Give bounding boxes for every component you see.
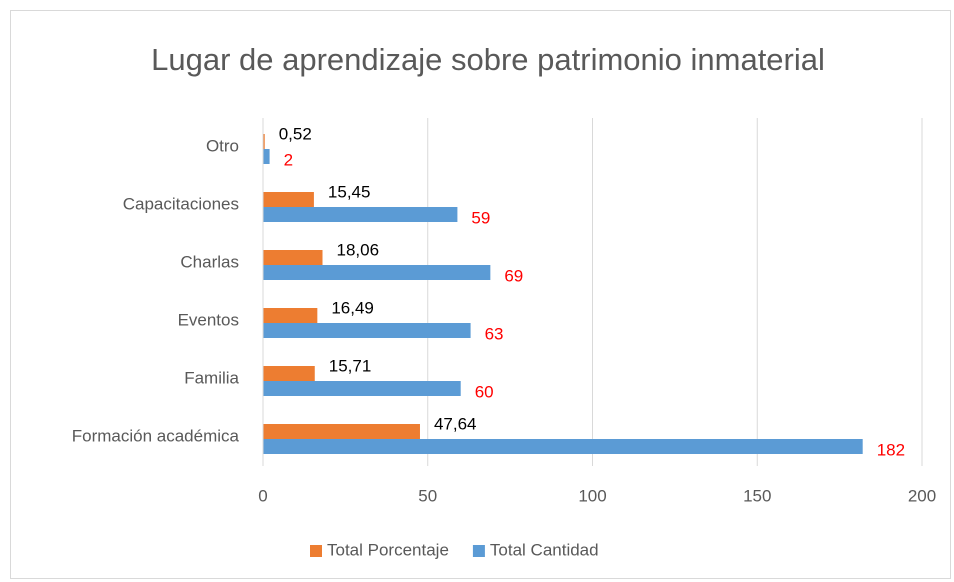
data-label: 60 (475, 382, 494, 401)
data-label: 0,52 (279, 124, 312, 143)
legend-swatch (472, 545, 485, 557)
y-tick-label: Eventos (178, 310, 239, 329)
bar (263, 265, 491, 280)
x-tick-label: 100 (578, 486, 606, 505)
y-tick-label: Otro (206, 136, 239, 155)
chart-border (10, 10, 951, 579)
data-label: 15,71 (329, 356, 372, 375)
bar (263, 149, 270, 164)
bar (263, 381, 461, 396)
bar (263, 207, 458, 222)
data-label: 18,06 (337, 240, 380, 259)
data-label: 16,49 (331, 298, 374, 317)
data-label: 59 (471, 208, 490, 227)
legend-label: Total Cantidad (490, 540, 599, 559)
x-tick-label: 50 (418, 486, 437, 505)
y-tick-label: Familia (184, 368, 239, 387)
x-tick-label: 200 (908, 486, 936, 505)
bar (263, 323, 471, 338)
legend-label: Total Porcentaje (327, 540, 449, 559)
bar (263, 250, 323, 265)
legend-swatch (310, 545, 322, 557)
chart-title: Lugar de aprendizaje sobre patrimonio in… (151, 42, 825, 77)
y-tick-label: Charlas (180, 252, 239, 271)
bar (263, 366, 315, 381)
data-label: 2 (284, 150, 293, 169)
data-label: 182 (877, 440, 905, 459)
data-label: 15,45 (328, 182, 371, 201)
y-tick-label: Capacitaciones (123, 194, 239, 213)
data-label: 69 (504, 266, 523, 285)
bar (263, 439, 863, 454)
x-tick-label: 0 (258, 486, 267, 505)
y-tick-label: Formación académica (72, 426, 240, 445)
data-label: 63 (485, 324, 504, 343)
bar (263, 424, 420, 439)
bar (263, 134, 265, 149)
data-label: 47,64 (434, 414, 477, 433)
bar (263, 192, 314, 207)
bar (263, 308, 318, 323)
x-tick-label: 150 (743, 486, 771, 505)
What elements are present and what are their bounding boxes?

● **Exercise aim**: Rewrite the material above with every "legend-swatch" changed to "legend-marker" and nothing else altered. Leave the pictures out.

● **Exercise response**:
Give bounding boxes for every component you see.
data-label: 60 (475, 382, 494, 401)
data-label: 0,52 (279, 124, 312, 143)
legend-marker (472, 545, 485, 557)
y-tick-label: Eventos (178, 310, 239, 329)
bar (263, 265, 491, 280)
x-tick-label: 100 (578, 486, 606, 505)
y-tick-label: Otro (206, 136, 239, 155)
chart-border (10, 10, 951, 579)
data-label: 15,71 (329, 356, 372, 375)
bar (263, 149, 270, 164)
bar (263, 381, 461, 396)
bar (263, 207, 458, 222)
data-label: 18,06 (337, 240, 380, 259)
data-label: 16,49 (331, 298, 374, 317)
data-label: 59 (471, 208, 490, 227)
legend-label: Total Cantidad (490, 540, 599, 559)
x-tick-label: 50 (418, 486, 437, 505)
y-tick-label: Familia (184, 368, 239, 387)
x-tick-label: 200 (908, 486, 936, 505)
bar (263, 323, 471, 338)
legend-label: Total Porcentaje (327, 540, 449, 559)
bar (263, 250, 323, 265)
legend-marker (310, 545, 322, 557)
chart-title: Lugar de aprendizaje sobre patrimonio in… (151, 42, 825, 77)
y-tick-label: Charlas (180, 252, 239, 271)
bar (263, 366, 315, 381)
data-label: 2 (284, 150, 293, 169)
data-label: 182 (877, 440, 905, 459)
data-label: 15,45 (328, 182, 371, 201)
y-tick-label: Capacitaciones (123, 194, 239, 213)
data-label: 69 (504, 266, 523, 285)
bar (263, 439, 863, 454)
x-tick-label: 0 (258, 486, 267, 505)
y-tick-label: Formación académica (72, 426, 240, 445)
data-label: 63 (485, 324, 504, 343)
bar (263, 424, 420, 439)
bar (263, 134, 265, 149)
data-label: 47,64 (434, 414, 477, 433)
bar (263, 192, 314, 207)
bar (263, 308, 318, 323)
x-tick-label: 150 (743, 486, 771, 505)
What elements are present and what are their bounding boxes?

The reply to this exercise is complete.